--- begin ---

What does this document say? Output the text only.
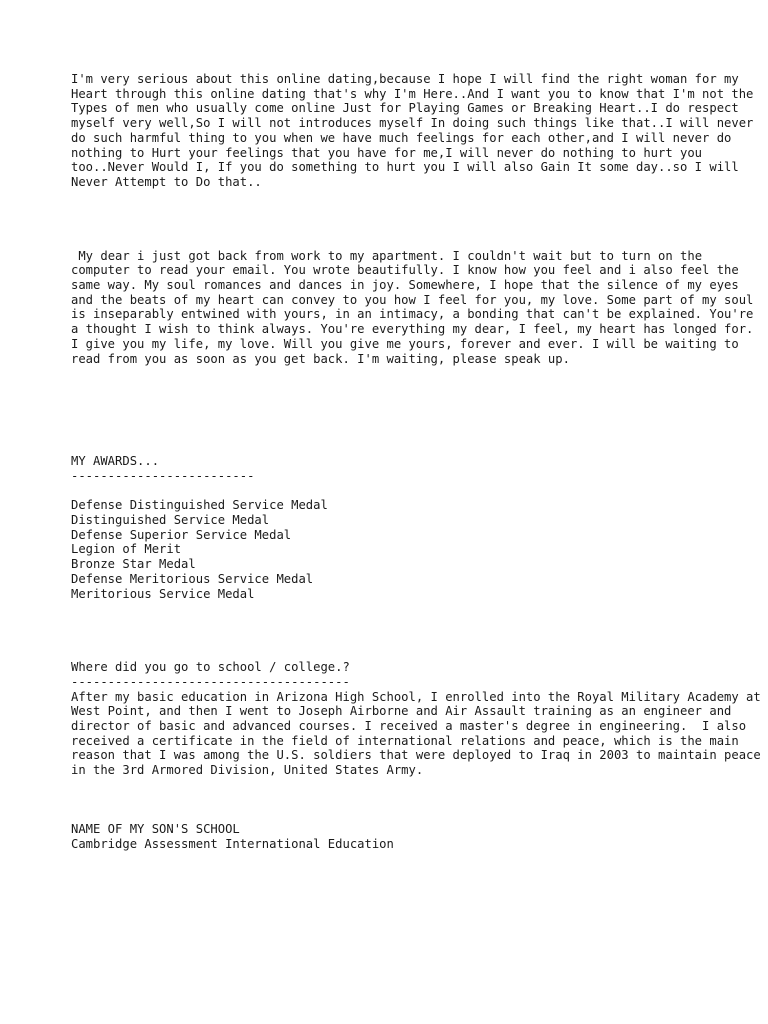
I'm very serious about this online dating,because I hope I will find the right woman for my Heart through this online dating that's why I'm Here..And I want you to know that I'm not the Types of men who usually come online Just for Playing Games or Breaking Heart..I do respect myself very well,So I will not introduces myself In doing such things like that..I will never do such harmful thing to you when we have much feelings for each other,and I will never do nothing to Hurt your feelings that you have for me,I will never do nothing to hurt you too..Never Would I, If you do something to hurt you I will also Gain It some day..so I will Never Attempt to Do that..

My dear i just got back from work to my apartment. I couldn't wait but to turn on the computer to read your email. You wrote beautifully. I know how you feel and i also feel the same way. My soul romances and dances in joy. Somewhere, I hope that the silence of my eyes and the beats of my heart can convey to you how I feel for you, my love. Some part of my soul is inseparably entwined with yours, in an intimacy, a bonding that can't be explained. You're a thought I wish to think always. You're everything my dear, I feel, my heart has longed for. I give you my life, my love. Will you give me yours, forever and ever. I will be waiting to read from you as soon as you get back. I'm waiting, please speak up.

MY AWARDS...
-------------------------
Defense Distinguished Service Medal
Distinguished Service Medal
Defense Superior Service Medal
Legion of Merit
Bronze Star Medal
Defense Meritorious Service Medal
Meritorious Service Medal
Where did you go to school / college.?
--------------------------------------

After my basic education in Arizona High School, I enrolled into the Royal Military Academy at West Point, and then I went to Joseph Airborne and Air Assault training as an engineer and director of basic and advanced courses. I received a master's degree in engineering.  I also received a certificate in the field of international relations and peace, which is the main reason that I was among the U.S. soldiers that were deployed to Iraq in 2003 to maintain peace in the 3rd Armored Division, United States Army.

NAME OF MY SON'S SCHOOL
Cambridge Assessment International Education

--- end ---

Give the entries again word for word, but skip the pictures.

**Solution to this exercise**
What does this document say? Output the text only.
I'm very serious about this online dating,because I hope I will find the right woman for my Heart through this online dating that's why I'm Here..And I want you to know that I'm not the Types of men who usually come online Just for Playing Games or Breaking Heart..I do respect myself very well,So I will not introduces myself In doing such things like that..I will never do such harmful thing to you when we have much feelings for each other,and I will never do nothing to Hurt your feelings that you have for me,I will never do nothing to hurt you too..Never Would I, If you do something to hurt you I will also Gain It some day..so I will Never Attempt to Do that..

My dear i just got back from work to my apartment. I couldn't wait but to turn on the computer to read your email. You wrote beautifully. I know how you feel and i also feel the same way. My soul romances and dances in joy. Somewhere, I hope that the silence of my eyes and the beats of my heart can convey to you how I feel for you, my love. Some part of my soul is inseparably entwined with yours, in an intimacy, a bonding that can't be explained. You're a thought I wish to think always. You're everything my dear, I feel, my heart has longed for. I give you my life, my love. Will you give me yours, forever and ever. I will be waiting to read from you as soon as you get back. I'm waiting, please speak up.

MY AWARDS...
-------------------------
Defense Distinguished Service Medal
Distinguished Service Medal
Defense Superior Service Medal
Legion of Merit
Bronze Star Medal
Defense Meritorious Service Medal
Meritorious Service Medal
Where did you go to school / college.?
--------------------------------------

After my basic education in Arizona High School, I enrolled into the Royal Military Academy at West Point, and then I went to Joseph Airborne and Air Assault training as an engineer and director of basic and advanced courses. I received a master's degree in engineering.  I also received a certificate in the field of international relations and peace, which is the main reason that I was among the U.S. soldiers that were deployed to Iraq in 2003 to maintain peace in the 3rd Armored Division, United States Army.

NAME OF MY SON'S SCHOOL
Cambridge Assessment International Education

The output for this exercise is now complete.